Read the records below and copy each line that contains "imagen".

# START OF Entries

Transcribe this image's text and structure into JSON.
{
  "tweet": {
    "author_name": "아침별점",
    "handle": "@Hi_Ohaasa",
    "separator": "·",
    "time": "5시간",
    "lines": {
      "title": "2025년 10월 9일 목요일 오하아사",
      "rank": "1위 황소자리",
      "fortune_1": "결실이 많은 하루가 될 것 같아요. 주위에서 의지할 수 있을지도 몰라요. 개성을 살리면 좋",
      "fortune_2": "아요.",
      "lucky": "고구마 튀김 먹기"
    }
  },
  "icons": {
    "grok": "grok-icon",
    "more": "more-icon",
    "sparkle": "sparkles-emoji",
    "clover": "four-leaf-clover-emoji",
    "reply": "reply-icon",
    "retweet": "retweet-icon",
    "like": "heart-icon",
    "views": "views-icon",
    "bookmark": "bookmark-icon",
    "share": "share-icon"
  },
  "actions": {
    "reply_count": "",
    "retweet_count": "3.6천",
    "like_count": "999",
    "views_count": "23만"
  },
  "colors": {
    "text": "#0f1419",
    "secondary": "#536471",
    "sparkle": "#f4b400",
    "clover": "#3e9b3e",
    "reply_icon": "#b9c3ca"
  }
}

# END OF Entries
# START OF Entries

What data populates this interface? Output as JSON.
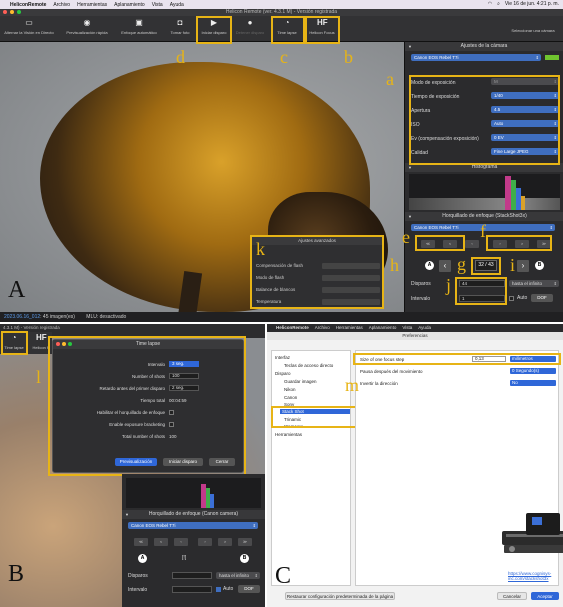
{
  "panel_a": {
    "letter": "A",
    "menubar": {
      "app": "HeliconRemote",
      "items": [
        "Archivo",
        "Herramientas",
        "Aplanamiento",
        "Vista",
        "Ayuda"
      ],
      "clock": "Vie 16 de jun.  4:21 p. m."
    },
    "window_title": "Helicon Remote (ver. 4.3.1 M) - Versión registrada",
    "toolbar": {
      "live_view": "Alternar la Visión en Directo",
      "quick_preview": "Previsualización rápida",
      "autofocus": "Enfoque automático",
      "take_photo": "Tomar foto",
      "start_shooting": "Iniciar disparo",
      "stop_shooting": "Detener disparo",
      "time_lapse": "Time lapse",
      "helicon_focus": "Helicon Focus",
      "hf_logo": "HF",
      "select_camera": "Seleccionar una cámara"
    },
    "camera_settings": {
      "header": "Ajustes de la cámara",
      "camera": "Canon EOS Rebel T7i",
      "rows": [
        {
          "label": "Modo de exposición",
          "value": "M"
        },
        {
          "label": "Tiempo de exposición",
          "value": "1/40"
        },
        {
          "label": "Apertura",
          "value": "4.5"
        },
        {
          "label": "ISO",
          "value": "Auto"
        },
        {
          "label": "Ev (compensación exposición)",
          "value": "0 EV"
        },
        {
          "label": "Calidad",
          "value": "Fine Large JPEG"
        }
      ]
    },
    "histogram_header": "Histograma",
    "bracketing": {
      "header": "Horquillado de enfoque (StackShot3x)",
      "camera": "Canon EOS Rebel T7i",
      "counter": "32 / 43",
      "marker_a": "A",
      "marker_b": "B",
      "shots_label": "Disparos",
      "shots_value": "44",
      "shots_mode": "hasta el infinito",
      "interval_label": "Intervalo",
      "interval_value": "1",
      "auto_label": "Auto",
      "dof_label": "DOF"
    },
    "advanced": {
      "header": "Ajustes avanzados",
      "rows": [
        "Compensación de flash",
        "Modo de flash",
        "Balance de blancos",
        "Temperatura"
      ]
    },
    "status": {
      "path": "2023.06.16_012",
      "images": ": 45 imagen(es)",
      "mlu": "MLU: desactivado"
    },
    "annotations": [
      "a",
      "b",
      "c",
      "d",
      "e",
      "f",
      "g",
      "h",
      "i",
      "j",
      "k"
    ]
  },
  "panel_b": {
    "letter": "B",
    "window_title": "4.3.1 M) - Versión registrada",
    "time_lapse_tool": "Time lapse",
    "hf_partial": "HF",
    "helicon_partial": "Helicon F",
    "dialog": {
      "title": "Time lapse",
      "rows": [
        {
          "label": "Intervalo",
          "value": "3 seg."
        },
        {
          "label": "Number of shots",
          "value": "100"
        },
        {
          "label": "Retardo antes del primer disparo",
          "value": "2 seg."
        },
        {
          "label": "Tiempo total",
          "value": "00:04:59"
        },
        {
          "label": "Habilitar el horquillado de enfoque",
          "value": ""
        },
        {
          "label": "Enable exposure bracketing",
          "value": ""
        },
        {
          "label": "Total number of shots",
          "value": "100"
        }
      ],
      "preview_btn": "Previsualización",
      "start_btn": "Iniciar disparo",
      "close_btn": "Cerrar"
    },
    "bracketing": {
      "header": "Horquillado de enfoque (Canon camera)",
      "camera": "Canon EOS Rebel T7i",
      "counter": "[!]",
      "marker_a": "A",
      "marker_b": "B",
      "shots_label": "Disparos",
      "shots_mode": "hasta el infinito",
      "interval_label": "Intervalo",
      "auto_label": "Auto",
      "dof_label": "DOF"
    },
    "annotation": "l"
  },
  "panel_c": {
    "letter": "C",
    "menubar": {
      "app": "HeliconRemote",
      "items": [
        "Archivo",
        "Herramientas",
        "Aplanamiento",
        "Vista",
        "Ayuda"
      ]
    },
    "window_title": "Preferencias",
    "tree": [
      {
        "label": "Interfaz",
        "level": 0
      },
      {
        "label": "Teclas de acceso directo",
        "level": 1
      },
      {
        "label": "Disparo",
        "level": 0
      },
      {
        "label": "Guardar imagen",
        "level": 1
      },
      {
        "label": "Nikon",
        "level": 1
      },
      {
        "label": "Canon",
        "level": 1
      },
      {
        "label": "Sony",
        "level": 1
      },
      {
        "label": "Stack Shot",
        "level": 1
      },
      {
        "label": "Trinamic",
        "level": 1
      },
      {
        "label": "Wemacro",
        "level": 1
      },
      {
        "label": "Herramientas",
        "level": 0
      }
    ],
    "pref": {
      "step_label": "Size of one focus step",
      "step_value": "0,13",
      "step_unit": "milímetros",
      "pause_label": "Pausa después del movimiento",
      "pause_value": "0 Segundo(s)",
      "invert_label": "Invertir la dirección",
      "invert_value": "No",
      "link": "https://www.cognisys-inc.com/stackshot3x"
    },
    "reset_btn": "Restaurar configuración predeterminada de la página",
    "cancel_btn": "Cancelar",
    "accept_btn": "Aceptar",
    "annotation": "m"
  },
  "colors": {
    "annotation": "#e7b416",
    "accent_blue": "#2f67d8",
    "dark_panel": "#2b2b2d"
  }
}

# END OF Entries

■ Complete answer
      "images": ": 45 imagen(es)",
        "label": "Guardar imagen",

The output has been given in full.